● **Required work**:
Copy these lines out with no changes. This applies to every one of the records.

Layout element annotations:
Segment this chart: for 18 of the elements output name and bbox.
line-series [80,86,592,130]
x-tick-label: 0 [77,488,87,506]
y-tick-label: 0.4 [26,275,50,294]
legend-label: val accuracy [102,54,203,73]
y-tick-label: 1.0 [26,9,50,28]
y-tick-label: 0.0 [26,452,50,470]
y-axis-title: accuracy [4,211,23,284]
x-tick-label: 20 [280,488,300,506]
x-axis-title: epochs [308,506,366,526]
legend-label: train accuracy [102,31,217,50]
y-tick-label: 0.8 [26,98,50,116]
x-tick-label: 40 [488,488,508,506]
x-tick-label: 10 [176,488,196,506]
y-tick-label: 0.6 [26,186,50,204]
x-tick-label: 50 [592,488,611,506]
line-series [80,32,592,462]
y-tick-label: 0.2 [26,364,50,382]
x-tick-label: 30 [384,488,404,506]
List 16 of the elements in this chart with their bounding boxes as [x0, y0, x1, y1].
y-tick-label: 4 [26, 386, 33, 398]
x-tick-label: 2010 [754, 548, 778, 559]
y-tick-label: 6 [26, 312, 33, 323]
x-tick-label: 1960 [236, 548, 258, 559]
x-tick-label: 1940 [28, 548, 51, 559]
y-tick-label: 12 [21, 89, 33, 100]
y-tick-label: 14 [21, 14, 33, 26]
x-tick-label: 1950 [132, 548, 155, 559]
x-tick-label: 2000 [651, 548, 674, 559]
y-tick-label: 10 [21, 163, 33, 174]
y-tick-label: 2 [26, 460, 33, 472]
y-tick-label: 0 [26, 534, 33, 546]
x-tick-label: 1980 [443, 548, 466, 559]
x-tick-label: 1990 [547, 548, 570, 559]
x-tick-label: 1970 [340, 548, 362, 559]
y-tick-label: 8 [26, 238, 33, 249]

● **Task answer**:
Segment this chart: for 18 of the elements output name and bbox.
line-series [80,86,592,130]
x-tick-label: 0 [77,488,87,506]
y-tick-label: 0.4 [26,275,50,294]
legend-label: val accuracy [102,54,203,73]
y-tick-label: 1.0 [26,9,50,28]
y-tick-label: 0.0 [26,452,50,470]
y-axis-title: accuracy [4,211,23,284]
x-tick-label: 20 [280,488,300,506]
x-axis-title: epochs [308,506,366,526]
legend-label: train accuracy [102,31,217,50]
y-tick-label: 0.8 [26,98,50,116]
x-tick-label: 40 [488,488,508,506]
x-tick-label: 10 [176,488,196,506]
y-tick-label: 0.6 [26,186,50,204]
x-tick-label: 50 [592,488,611,506]
line-series [80,32,592,462]
y-tick-label: 0.2 [26,364,50,382]
x-tick-label: 30 [384,488,404,506]
List 16 of the elements in this chart with their bounding boxes as [x0, y0, x1, y1].
y-tick-label: 4 [26, 386, 33, 398]
x-tick-label: 2010 [754, 548, 778, 559]
y-tick-label: 6 [26, 312, 33, 323]
x-tick-label: 1960 [236, 548, 258, 559]
x-tick-label: 1940 [28, 548, 51, 559]
y-tick-label: 12 [21, 89, 33, 100]
y-tick-label: 14 [21, 14, 33, 26]
x-tick-label: 1950 [132, 548, 155, 559]
x-tick-label: 2000 [651, 548, 674, 559]
y-tick-label: 10 [21, 163, 33, 174]
y-tick-label: 2 [26, 460, 33, 472]
y-tick-label: 0 [26, 534, 33, 546]
x-tick-label: 1980 [443, 548, 466, 559]
x-tick-label: 1990 [547, 548, 570, 559]
x-tick-label: 1970 [340, 548, 362, 559]
y-tick-label: 8 [26, 238, 33, 249]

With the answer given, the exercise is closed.